-------- TASK DATA --------
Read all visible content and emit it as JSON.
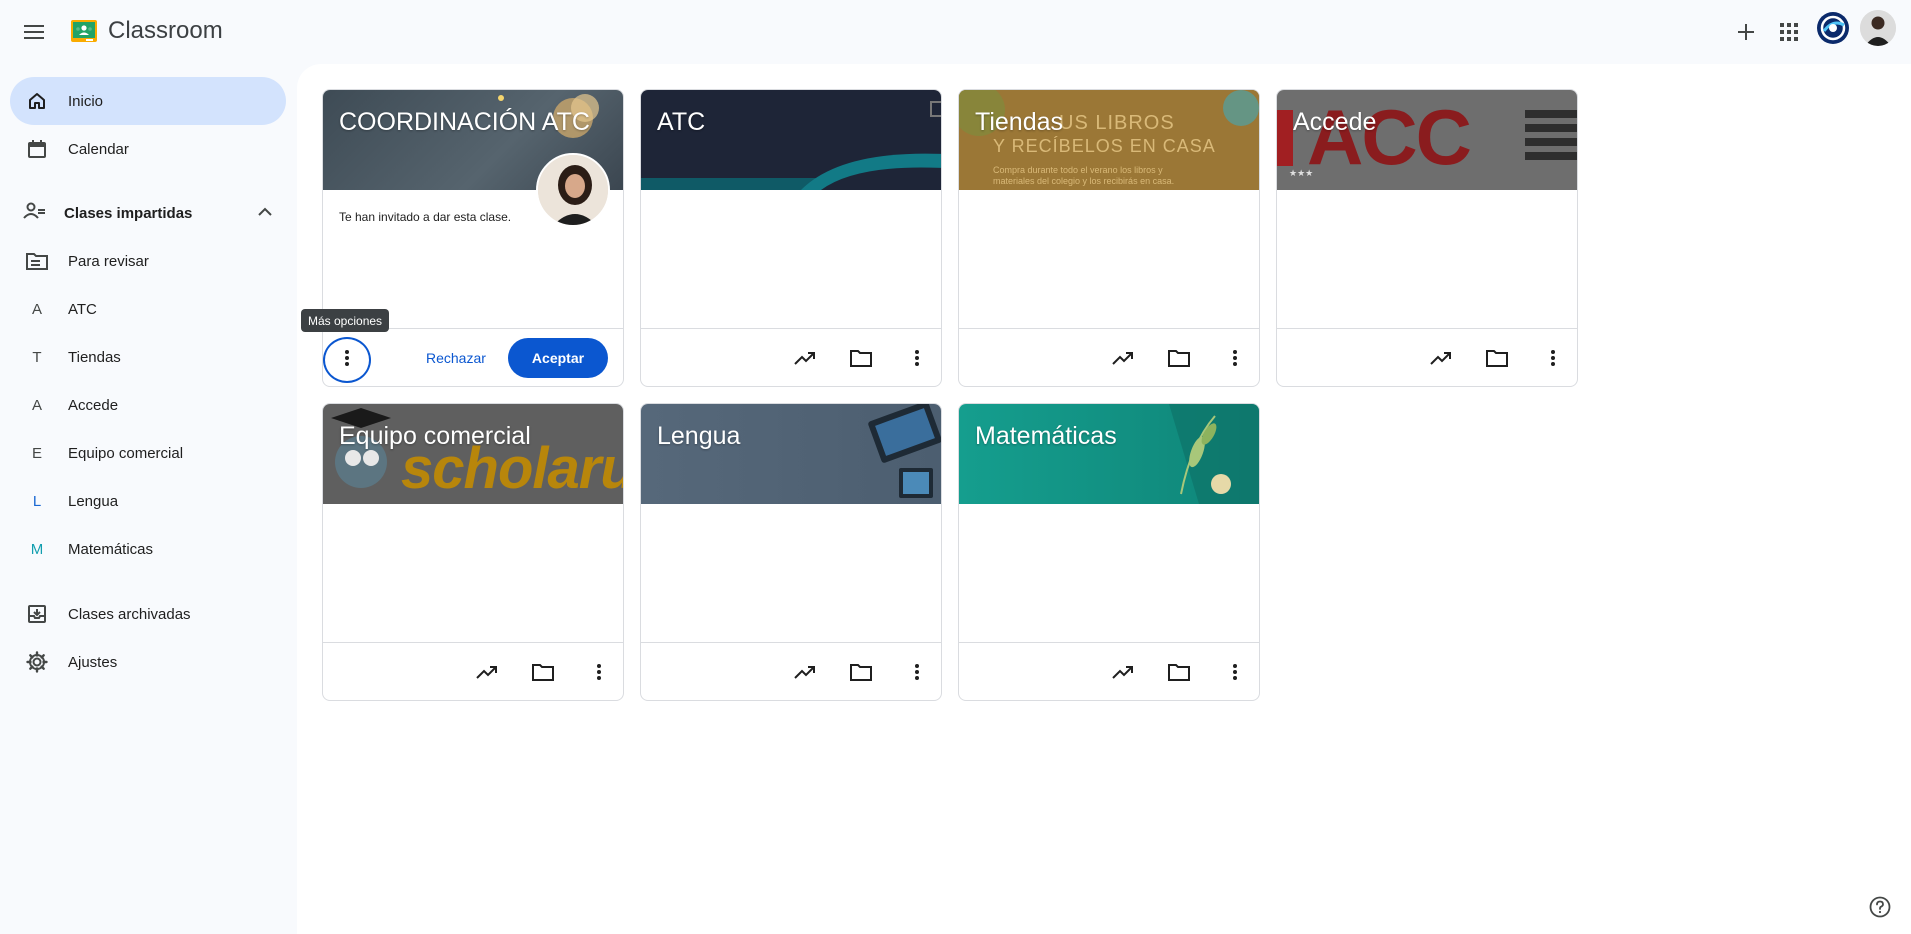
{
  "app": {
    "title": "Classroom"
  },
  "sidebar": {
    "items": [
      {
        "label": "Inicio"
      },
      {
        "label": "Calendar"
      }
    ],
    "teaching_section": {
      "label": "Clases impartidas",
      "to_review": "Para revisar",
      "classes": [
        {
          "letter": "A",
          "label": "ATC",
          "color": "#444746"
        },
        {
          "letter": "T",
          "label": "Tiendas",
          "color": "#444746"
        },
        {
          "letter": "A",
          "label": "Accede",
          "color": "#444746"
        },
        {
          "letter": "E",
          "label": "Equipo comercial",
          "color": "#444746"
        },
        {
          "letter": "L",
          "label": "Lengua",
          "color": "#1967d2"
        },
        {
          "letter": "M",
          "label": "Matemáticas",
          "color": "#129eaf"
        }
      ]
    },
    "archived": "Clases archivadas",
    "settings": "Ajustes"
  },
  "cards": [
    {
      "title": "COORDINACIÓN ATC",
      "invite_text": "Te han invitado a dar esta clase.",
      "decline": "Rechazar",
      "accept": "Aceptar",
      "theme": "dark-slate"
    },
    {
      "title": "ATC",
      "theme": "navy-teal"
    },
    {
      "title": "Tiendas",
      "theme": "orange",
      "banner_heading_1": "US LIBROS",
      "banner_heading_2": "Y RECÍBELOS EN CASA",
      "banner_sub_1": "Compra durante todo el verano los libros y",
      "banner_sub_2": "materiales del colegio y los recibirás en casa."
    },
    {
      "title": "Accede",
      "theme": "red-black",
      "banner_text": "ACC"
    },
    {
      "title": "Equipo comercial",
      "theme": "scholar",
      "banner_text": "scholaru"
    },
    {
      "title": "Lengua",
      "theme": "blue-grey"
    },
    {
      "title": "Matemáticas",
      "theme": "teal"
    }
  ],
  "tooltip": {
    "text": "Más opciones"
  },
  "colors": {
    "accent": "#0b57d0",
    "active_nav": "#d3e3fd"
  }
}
--------
DIRECTION: In the copy, include no pictures; restate the listing above exactly.

EXERCISE RESPONSE:
Read all visible content and emit it as JSON.
{
  "app": {
    "title": "Classroom"
  },
  "sidebar": {
    "items": [
      {
        "label": "Inicio"
      },
      {
        "label": "Calendar"
      }
    ],
    "teaching_section": {
      "label": "Clases impartidas",
      "to_review": "Para revisar",
      "classes": [
        {
          "letter": "A",
          "label": "ATC",
          "color": "#444746"
        },
        {
          "letter": "T",
          "label": "Tiendas",
          "color": "#444746"
        },
        {
          "letter": "A",
          "label": "Accede",
          "color": "#444746"
        },
        {
          "letter": "E",
          "label": "Equipo comercial",
          "color": "#444746"
        },
        {
          "letter": "L",
          "label": "Lengua",
          "color": "#1967d2"
        },
        {
          "letter": "M",
          "label": "Matemáticas",
          "color": "#129eaf"
        }
      ]
    },
    "archived": "Clases archivadas",
    "settings": "Ajustes"
  },
  "cards": [
    {
      "title": "COORDINACIÓN ATC",
      "invite_text": "Te han invitado a dar esta clase.",
      "decline": "Rechazar",
      "accept": "Aceptar",
      "theme": "dark-slate"
    },
    {
      "title": "ATC",
      "theme": "navy-teal"
    },
    {
      "title": "Tiendas",
      "theme": "orange",
      "banner_heading_1": "US LIBROS",
      "banner_heading_2": "Y RECÍBELOS EN CASA",
      "banner_sub_1": "Compra durante todo el verano los libros y",
      "banner_sub_2": "materiales del colegio y los recibirás en casa."
    },
    {
      "title": "Accede",
      "theme": "red-black",
      "banner_text": "ACC"
    },
    {
      "title": "Equipo comercial",
      "theme": "scholar",
      "banner_text": "scholaru"
    },
    {
      "title": "Lengua",
      "theme": "blue-grey"
    },
    {
      "title": "Matemáticas",
      "theme": "teal"
    }
  ],
  "tooltip": {
    "text": "Más opciones"
  },
  "colors": {
    "accent": "#0b57d0",
    "active_nav": "#d3e3fd"
  }
}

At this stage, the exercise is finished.